▸ **Aim of the exercise**
Give back the entire listing verbatim.

▸ **Record excerpts**
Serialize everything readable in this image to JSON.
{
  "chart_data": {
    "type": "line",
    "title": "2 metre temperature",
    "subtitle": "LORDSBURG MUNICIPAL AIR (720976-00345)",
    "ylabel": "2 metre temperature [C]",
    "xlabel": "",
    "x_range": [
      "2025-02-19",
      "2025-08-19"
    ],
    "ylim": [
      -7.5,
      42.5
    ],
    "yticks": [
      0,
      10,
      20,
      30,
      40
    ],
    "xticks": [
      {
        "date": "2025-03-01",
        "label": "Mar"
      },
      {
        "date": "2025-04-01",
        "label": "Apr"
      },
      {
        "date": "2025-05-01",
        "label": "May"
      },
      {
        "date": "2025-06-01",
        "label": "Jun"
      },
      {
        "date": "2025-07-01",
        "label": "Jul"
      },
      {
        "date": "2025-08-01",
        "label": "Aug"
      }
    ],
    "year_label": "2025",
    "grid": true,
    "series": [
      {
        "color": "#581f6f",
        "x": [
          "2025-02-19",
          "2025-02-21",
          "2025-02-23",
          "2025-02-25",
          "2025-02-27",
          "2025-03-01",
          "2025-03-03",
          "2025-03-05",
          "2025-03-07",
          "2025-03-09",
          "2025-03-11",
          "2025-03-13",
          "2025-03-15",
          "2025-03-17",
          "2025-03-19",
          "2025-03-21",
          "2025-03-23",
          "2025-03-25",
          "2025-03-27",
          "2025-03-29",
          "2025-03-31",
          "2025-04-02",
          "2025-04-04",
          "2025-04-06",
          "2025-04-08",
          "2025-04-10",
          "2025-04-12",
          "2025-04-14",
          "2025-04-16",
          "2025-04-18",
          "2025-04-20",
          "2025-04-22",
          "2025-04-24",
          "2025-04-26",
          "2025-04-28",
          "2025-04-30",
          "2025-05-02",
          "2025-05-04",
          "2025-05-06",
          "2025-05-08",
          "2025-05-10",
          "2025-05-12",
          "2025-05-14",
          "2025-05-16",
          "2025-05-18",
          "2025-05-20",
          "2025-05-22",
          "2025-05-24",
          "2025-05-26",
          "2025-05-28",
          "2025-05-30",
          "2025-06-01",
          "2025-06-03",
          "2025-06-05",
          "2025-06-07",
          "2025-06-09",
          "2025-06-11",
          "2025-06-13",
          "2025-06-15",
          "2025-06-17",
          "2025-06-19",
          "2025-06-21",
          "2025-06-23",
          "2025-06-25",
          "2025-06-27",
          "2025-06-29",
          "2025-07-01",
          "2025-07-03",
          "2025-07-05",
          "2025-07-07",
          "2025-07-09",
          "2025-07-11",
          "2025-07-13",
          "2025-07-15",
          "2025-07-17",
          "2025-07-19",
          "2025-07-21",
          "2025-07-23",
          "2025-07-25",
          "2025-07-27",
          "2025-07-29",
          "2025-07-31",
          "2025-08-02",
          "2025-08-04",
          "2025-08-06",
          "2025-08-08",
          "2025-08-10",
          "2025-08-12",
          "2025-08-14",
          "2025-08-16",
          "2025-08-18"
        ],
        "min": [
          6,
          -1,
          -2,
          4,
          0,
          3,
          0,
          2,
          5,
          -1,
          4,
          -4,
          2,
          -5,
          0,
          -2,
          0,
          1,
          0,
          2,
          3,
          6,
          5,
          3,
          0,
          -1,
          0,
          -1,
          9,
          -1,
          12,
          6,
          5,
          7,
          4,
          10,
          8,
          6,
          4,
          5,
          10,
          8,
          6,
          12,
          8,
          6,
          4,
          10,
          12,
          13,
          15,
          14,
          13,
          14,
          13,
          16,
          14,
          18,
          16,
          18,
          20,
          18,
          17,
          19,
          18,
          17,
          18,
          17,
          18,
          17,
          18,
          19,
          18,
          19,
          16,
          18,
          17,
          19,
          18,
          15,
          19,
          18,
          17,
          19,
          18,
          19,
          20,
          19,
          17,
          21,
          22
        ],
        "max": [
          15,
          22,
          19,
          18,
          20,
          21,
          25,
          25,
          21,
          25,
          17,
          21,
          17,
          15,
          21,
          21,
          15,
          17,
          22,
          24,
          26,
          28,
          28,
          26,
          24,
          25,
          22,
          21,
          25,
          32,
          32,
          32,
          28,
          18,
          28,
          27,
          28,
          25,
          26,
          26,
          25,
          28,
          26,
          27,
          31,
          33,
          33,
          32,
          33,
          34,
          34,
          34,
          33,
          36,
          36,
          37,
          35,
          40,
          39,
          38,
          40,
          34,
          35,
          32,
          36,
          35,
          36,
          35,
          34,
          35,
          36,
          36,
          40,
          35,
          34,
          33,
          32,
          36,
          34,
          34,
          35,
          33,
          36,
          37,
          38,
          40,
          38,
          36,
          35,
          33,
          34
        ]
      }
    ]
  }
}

▸ **Worked solution**
Serialize everything readable in this image to JSON.
{
  "chart_data": {
    "type": "line",
    "title": "2 metre temperature",
    "subtitle": "LORDSBURG MUNICIPAL AIR (720976-00345)",
    "ylabel": "2 metre temperature [C]",
    "xlabel": "",
    "x_range": [
      "2025-02-19",
      "2025-08-19"
    ],
    "ylim": [
      -7.5,
      42.5
    ],
    "yticks": [
      0,
      10,
      20,
      30,
      40
    ],
    "xticks": [
      {
        "date": "2025-03-01",
        "label": "Mar"
      },
      {
        "date": "2025-04-01",
        "label": "Apr"
      },
      {
        "date": "2025-05-01",
        "label": "May"
      },
      {
        "date": "2025-06-01",
        "label": "Jun"
      },
      {
        "date": "2025-07-01",
        "label": "Jul"
      },
      {
        "date": "2025-08-01",
        "label": "Aug"
      }
    ],
    "year_label": "2025",
    "grid": true,
    "series": [
      {
        "color": "#581f6f",
        "x": [
          "2025-02-19",
          "2025-02-21",
          "2025-02-23",
          "2025-02-25",
          "2025-02-27",
          "2025-03-01",
          "2025-03-03",
          "2025-03-05",
          "2025-03-07",
          "2025-03-09",
          "2025-03-11",
          "2025-03-13",
          "2025-03-15",
          "2025-03-17",
          "2025-03-19",
          "2025-03-21",
          "2025-03-23",
          "2025-03-25",
          "2025-03-27",
          "2025-03-29",
          "2025-03-31",
          "2025-04-02",
          "2025-04-04",
          "2025-04-06",
          "2025-04-08",
          "2025-04-10",
          "2025-04-12",
          "2025-04-14",
          "2025-04-16",
          "2025-04-18",
          "2025-04-20",
          "2025-04-22",
          "2025-04-24",
          "2025-04-26",
          "2025-04-28",
          "2025-04-30",
          "2025-05-02",
          "2025-05-04",
          "2025-05-06",
          "2025-05-08",
          "2025-05-10",
          "2025-05-12",
          "2025-05-14",
          "2025-05-16",
          "2025-05-18",
          "2025-05-20",
          "2025-05-22",
          "2025-05-24",
          "2025-05-26",
          "2025-05-28",
          "2025-05-30",
          "2025-06-01",
          "2025-06-03",
          "2025-06-05",
          "2025-06-07",
          "2025-06-09",
          "2025-06-11",
          "2025-06-13",
          "2025-06-15",
          "2025-06-17",
          "2025-06-19",
          "2025-06-21",
          "2025-06-23",
          "2025-06-25",
          "2025-06-27",
          "2025-06-29",
          "2025-07-01",
          "2025-07-03",
          "2025-07-05",
          "2025-07-07",
          "2025-07-09",
          "2025-07-11",
          "2025-07-13",
          "2025-07-15",
          "2025-07-17",
          "2025-07-19",
          "2025-07-21",
          "2025-07-23",
          "2025-07-25",
          "2025-07-27",
          "2025-07-29",
          "2025-07-31",
          "2025-08-02",
          "2025-08-04",
          "2025-08-06",
          "2025-08-08",
          "2025-08-10",
          "2025-08-12",
          "2025-08-14",
          "2025-08-16",
          "2025-08-18"
        ],
        "min": [
          6,
          -1,
          -2,
          4,
          0,
          3,
          0,
          2,
          5,
          -1,
          4,
          -4,
          2,
          -5,
          0,
          -2,
          0,
          1,
          0,
          2,
          3,
          6,
          5,
          3,
          0,
          -1,
          0,
          -1,
          9,
          -1,
          12,
          6,
          5,
          7,
          4,
          10,
          8,
          6,
          4,
          5,
          10,
          8,
          6,
          12,
          8,
          6,
          4,
          10,
          12,
          13,
          15,
          14,
          13,
          14,
          13,
          16,
          14,
          18,
          16,
          18,
          20,
          18,
          17,
          19,
          18,
          17,
          18,
          17,
          18,
          17,
          18,
          19,
          18,
          19,
          16,
          18,
          17,
          19,
          18,
          15,
          19,
          18,
          17,
          19,
          18,
          19,
          20,
          19,
          17,
          21,
          22
        ],
        "max": [
          15,
          22,
          19,
          18,
          20,
          21,
          25,
          25,
          21,
          25,
          17,
          21,
          17,
          15,
          21,
          21,
          15,
          17,
          22,
          24,
          26,
          28,
          28,
          26,
          24,
          25,
          22,
          21,
          25,
          32,
          32,
          32,
          28,
          18,
          28,
          27,
          28,
          25,
          26,
          26,
          25,
          28,
          26,
          27,
          31,
          33,
          33,
          32,
          33,
          34,
          34,
          34,
          33,
          36,
          36,
          37,
          35,
          40,
          39,
          38,
          40,
          34,
          35,
          32,
          36,
          35,
          36,
          35,
          34,
          35,
          36,
          36,
          40,
          35,
          34,
          33,
          32,
          36,
          34,
          34,
          35,
          33,
          36,
          37,
          38,
          40,
          38,
          36,
          35,
          33,
          34
        ]
      }
    ]
  }
}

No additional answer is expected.